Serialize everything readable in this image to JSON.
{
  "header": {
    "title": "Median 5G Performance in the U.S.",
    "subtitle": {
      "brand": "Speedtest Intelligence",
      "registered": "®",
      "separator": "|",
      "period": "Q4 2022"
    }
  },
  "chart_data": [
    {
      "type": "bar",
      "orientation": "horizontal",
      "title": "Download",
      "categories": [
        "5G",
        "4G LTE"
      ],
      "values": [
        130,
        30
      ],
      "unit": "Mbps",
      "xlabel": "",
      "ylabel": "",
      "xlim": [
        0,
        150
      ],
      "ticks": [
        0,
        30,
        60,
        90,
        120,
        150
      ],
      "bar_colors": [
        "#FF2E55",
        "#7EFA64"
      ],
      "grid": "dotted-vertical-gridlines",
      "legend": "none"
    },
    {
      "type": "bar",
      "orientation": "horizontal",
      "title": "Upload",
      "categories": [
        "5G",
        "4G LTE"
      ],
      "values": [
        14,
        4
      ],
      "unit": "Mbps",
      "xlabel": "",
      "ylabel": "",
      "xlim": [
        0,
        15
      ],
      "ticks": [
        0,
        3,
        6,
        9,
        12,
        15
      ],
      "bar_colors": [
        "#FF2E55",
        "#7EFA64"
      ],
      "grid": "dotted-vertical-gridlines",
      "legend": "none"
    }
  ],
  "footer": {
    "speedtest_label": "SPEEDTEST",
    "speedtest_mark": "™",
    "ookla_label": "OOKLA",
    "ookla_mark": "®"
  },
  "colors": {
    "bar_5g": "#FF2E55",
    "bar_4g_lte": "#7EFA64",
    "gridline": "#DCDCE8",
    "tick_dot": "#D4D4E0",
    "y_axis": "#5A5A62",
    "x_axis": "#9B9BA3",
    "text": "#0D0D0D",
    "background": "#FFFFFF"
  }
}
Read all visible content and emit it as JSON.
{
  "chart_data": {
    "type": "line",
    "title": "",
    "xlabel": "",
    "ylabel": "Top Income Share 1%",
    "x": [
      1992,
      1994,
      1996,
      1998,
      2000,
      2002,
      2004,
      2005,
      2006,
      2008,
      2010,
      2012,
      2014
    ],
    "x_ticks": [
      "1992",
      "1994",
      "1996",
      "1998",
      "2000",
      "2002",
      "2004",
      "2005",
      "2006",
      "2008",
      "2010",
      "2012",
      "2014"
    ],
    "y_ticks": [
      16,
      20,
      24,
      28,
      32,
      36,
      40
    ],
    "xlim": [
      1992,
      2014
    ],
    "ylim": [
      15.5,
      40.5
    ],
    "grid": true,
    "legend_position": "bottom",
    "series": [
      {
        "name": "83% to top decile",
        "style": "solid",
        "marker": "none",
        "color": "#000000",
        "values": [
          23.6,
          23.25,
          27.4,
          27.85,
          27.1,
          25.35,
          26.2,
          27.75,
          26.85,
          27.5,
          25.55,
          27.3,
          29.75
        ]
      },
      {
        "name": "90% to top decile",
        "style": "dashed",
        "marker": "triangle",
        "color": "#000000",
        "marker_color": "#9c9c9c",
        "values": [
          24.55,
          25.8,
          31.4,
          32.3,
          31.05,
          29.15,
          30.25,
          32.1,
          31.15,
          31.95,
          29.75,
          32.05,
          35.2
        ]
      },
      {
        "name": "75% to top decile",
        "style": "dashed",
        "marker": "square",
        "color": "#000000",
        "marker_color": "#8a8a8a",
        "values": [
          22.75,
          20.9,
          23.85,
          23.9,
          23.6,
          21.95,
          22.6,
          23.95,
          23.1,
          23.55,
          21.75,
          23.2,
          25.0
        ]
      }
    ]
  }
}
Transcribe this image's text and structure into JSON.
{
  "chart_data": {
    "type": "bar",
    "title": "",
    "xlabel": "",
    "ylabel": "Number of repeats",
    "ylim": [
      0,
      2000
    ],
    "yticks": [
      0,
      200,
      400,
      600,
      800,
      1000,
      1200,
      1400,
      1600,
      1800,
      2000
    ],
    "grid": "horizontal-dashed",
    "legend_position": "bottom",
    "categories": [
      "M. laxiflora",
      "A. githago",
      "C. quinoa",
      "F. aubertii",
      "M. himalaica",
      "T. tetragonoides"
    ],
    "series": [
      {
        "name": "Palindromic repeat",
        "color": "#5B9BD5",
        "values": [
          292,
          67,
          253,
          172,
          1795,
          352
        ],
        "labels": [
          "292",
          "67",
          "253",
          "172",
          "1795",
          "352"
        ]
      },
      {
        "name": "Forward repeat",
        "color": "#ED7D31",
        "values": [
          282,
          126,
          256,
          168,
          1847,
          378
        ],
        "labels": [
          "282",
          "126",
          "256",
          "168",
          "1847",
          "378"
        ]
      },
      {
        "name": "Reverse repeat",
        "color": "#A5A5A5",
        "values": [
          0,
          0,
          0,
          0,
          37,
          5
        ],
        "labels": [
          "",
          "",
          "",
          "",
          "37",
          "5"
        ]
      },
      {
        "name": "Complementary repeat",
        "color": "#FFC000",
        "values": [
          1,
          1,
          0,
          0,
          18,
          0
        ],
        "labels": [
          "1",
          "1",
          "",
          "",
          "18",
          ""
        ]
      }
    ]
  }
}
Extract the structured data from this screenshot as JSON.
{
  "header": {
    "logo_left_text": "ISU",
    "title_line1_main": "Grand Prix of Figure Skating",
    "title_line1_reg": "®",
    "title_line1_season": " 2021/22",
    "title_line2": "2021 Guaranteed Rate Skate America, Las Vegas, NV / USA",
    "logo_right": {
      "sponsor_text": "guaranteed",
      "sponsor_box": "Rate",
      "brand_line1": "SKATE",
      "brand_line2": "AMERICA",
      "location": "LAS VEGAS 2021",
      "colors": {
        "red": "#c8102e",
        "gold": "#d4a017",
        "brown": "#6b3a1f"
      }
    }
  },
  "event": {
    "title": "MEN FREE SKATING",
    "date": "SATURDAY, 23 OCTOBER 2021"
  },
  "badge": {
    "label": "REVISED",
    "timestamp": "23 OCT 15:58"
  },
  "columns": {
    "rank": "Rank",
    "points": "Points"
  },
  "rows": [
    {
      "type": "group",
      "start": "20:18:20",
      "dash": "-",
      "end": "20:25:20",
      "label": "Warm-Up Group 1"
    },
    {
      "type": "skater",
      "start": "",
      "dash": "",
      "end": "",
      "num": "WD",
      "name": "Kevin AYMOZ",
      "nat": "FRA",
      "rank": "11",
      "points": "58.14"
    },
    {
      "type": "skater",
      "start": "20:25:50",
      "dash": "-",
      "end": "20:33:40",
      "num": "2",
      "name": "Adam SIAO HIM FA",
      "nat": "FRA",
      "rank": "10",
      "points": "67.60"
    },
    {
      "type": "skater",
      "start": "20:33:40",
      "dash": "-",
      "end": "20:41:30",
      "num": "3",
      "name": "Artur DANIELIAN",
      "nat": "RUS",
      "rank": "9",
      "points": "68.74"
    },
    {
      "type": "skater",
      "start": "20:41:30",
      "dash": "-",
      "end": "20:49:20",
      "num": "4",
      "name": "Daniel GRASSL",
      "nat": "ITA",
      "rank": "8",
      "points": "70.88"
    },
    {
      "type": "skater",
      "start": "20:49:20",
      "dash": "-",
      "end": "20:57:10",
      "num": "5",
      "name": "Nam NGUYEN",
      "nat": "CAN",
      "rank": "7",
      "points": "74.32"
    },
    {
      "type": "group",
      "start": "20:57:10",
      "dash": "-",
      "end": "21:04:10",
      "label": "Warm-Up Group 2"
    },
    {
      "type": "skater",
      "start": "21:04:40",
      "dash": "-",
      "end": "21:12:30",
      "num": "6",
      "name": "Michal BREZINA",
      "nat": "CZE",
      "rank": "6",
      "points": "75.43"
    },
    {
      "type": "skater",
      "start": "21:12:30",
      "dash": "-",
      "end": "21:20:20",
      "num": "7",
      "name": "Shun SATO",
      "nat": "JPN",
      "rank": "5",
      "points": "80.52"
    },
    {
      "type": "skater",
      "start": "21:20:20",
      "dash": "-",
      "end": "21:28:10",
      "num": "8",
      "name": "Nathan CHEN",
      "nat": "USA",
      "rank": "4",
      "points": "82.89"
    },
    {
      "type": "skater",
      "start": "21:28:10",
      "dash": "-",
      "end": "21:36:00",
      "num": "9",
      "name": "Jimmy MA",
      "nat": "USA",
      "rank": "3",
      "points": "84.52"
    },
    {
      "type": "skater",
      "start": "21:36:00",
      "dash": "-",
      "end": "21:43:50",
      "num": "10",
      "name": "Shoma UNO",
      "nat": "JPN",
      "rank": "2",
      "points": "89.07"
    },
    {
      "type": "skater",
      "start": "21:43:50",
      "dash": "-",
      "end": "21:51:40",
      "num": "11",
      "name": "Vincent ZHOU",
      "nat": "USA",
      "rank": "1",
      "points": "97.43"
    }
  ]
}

_ _ _ _

INSTRUCTIONS FOR THE TASK — Pick out and copy the lines of the material that include the word "Warm".

EXERCISE RESPONSE —
      "label": "Warm-Up Group 1"
      "label": "Warm-Up Group 2"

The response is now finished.